Prompt:
State how many lines contain the string "decisión", and write nothing else.
• • • • •
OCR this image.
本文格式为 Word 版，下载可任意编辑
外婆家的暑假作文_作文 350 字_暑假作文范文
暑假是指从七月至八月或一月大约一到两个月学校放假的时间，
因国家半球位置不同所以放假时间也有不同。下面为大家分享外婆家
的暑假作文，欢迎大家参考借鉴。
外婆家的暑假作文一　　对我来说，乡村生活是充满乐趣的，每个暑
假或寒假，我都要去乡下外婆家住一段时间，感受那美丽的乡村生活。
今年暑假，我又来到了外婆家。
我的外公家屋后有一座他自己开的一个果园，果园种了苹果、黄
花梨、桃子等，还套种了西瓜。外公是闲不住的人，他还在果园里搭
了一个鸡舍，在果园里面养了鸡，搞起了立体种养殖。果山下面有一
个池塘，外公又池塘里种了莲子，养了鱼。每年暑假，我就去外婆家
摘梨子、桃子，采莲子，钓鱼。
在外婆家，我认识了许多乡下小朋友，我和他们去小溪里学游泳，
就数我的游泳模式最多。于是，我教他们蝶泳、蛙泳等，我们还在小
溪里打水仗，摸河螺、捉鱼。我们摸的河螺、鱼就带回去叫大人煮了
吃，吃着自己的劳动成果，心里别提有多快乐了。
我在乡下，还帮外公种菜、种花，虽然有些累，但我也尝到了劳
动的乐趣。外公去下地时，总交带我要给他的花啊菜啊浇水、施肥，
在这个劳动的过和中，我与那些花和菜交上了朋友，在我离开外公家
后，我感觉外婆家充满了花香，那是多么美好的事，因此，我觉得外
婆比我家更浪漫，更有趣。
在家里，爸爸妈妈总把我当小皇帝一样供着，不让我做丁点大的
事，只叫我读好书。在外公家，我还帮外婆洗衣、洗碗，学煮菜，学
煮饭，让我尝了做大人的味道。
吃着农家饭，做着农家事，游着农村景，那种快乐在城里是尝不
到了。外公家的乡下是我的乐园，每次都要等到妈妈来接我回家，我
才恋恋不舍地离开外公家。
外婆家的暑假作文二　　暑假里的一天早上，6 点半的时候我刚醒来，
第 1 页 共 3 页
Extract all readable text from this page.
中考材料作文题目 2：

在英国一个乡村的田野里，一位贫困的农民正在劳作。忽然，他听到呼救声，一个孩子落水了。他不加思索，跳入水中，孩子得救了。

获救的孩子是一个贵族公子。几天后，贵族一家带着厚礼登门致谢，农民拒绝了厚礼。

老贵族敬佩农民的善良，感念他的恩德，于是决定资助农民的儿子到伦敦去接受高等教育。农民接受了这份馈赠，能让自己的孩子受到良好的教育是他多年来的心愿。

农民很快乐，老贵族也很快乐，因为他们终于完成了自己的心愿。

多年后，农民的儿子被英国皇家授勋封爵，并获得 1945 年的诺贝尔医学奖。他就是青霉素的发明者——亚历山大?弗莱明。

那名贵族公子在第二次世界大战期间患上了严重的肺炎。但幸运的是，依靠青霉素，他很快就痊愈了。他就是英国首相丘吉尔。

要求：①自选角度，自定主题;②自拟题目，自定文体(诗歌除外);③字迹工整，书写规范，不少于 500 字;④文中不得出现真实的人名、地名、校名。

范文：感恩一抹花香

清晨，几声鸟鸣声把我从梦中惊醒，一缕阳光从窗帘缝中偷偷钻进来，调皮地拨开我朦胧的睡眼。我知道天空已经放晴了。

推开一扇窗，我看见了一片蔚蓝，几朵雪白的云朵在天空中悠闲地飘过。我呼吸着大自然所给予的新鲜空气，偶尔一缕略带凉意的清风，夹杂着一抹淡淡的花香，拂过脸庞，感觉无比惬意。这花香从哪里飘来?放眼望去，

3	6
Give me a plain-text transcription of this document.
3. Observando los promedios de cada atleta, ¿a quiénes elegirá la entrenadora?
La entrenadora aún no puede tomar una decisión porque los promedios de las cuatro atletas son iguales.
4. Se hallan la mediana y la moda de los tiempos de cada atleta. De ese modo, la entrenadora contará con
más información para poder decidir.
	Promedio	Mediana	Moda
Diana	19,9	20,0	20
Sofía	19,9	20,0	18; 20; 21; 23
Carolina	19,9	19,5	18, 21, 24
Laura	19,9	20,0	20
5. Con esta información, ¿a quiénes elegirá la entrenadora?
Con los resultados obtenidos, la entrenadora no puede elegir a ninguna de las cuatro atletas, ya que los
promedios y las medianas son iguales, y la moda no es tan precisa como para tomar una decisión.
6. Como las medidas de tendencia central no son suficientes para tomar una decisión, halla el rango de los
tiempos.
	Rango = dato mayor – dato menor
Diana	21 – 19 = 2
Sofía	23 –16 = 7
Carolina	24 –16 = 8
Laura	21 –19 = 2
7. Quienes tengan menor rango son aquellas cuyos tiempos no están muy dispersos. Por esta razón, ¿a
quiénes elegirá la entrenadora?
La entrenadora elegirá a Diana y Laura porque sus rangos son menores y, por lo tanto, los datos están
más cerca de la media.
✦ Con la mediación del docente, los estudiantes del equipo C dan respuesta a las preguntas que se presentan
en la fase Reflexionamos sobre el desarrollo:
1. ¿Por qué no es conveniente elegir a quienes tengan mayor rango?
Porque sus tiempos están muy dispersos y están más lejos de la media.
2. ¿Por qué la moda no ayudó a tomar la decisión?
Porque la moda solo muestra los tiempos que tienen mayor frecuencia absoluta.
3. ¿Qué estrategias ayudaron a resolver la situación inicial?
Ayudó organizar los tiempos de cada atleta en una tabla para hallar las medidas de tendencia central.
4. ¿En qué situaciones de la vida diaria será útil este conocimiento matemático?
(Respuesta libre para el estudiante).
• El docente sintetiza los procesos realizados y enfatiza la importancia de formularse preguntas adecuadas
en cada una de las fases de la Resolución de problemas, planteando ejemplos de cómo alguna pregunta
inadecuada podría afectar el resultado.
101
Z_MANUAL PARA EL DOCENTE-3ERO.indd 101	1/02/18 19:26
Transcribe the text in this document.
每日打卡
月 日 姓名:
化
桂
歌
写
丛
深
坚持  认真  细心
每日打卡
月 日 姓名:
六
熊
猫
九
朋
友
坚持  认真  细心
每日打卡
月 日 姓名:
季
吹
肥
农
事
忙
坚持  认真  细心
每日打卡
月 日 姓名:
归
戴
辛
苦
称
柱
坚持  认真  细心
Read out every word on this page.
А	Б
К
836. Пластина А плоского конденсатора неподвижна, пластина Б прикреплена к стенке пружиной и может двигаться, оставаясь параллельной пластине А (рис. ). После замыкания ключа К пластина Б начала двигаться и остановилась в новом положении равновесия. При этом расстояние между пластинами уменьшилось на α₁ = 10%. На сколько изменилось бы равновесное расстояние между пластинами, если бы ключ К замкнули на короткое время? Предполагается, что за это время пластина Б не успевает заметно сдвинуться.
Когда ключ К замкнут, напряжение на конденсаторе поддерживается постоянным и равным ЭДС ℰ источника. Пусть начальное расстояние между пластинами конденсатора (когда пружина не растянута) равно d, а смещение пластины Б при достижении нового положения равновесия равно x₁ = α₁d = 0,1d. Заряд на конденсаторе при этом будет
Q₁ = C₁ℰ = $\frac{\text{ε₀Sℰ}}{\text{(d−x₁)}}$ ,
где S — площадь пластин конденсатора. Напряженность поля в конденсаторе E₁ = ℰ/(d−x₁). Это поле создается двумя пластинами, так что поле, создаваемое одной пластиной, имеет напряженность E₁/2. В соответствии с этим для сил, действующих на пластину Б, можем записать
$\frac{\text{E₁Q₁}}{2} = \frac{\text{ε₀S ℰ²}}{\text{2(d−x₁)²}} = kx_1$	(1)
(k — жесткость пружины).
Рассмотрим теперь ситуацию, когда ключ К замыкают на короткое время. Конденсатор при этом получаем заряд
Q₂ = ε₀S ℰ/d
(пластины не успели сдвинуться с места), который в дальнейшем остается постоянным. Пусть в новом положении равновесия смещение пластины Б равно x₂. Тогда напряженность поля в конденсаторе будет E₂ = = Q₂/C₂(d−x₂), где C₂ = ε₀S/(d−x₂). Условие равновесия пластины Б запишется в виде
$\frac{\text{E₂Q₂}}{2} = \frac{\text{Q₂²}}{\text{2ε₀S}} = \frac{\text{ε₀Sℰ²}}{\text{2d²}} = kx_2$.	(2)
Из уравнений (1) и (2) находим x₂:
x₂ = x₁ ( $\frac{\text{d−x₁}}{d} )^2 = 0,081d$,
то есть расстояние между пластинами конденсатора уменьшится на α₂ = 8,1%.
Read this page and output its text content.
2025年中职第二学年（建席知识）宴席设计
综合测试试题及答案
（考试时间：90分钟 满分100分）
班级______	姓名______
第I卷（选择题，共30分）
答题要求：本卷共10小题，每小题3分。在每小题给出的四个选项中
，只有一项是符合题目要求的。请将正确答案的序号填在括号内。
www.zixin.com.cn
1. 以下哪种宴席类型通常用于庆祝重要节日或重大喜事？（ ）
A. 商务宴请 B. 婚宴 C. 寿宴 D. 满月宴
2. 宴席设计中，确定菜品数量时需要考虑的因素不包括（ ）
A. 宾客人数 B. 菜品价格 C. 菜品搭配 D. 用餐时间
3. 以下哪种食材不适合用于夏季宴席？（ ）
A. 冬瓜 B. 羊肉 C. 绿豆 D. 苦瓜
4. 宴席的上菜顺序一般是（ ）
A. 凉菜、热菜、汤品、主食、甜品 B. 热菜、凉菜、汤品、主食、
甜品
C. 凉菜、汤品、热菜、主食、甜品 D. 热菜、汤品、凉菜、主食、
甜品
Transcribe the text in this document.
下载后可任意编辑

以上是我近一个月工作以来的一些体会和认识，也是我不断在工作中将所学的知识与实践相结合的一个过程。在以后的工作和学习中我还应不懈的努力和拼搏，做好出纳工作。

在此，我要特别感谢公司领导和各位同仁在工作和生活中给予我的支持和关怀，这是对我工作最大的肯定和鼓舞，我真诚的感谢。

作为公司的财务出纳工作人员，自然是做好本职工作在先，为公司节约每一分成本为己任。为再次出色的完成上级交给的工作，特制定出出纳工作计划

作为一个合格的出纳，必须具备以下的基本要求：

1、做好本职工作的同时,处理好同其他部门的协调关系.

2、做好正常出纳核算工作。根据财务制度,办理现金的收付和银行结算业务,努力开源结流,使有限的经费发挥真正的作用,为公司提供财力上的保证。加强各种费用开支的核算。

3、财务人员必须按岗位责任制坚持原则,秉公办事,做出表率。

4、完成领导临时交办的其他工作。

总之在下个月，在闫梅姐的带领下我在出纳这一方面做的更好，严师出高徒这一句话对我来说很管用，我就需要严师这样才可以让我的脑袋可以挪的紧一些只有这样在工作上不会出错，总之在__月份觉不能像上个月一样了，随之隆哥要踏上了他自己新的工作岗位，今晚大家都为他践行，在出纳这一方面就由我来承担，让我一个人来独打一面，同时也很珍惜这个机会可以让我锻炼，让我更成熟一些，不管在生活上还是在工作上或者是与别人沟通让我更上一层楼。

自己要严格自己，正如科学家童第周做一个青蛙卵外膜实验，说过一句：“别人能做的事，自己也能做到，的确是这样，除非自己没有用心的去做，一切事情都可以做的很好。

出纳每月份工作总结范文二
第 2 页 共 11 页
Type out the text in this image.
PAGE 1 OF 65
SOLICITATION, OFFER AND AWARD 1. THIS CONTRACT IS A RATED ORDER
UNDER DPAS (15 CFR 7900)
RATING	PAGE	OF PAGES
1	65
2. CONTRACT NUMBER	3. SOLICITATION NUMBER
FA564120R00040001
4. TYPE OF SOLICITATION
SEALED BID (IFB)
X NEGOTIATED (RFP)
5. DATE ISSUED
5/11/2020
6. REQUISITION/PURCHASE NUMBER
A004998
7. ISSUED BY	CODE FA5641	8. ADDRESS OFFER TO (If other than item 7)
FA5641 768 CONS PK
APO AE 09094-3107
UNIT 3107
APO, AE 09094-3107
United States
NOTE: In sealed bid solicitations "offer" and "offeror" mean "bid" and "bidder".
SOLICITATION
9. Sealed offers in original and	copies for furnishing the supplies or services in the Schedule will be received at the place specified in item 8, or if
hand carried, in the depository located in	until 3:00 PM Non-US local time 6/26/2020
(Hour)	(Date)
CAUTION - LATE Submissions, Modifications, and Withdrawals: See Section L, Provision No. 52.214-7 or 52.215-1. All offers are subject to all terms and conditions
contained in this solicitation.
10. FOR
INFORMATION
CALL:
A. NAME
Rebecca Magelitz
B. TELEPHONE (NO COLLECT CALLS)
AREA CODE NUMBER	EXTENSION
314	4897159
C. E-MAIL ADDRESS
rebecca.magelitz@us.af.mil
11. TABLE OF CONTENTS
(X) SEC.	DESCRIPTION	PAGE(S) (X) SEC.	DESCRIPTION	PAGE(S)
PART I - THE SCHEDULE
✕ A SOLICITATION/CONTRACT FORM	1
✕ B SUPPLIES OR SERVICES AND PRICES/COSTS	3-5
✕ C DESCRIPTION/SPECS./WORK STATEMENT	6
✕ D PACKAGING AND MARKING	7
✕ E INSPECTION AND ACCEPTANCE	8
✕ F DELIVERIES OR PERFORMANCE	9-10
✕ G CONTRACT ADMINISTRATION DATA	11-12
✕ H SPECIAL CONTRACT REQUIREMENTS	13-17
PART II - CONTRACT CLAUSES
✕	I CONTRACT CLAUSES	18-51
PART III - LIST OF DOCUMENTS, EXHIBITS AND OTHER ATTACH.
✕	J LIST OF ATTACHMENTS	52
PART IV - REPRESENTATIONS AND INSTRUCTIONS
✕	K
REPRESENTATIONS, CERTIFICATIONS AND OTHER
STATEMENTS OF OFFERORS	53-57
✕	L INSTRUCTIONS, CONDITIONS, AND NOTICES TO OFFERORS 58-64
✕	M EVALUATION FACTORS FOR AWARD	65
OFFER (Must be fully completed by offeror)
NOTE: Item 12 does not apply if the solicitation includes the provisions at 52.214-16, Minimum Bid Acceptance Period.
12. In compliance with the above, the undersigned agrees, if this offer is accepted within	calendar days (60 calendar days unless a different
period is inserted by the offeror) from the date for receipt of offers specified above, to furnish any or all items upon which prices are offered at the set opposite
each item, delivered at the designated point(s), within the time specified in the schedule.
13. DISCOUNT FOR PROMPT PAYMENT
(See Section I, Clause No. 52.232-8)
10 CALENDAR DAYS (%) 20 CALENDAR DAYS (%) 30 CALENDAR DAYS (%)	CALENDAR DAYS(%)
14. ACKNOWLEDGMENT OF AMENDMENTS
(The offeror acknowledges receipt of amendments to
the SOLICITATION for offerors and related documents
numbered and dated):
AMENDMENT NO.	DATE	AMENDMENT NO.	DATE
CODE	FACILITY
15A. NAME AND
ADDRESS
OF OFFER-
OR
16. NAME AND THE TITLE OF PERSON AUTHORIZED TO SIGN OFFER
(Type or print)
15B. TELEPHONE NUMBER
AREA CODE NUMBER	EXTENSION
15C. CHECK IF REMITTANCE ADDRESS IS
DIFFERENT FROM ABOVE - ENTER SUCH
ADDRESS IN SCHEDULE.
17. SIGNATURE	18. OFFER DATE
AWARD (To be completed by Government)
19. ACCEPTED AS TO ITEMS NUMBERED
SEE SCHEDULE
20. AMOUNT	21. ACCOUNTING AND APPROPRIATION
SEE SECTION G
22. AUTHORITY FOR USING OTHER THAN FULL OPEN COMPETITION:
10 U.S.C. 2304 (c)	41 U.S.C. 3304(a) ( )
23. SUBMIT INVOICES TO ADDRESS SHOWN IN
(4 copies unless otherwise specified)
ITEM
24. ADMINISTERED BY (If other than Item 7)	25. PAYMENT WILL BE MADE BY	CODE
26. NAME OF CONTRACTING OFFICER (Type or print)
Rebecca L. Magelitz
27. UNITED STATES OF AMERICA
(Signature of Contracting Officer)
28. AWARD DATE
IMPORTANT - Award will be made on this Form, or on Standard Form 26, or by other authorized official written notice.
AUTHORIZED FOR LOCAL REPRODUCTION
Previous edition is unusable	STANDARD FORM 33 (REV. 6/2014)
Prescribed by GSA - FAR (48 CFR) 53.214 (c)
• • • • •
Solution to this task:
4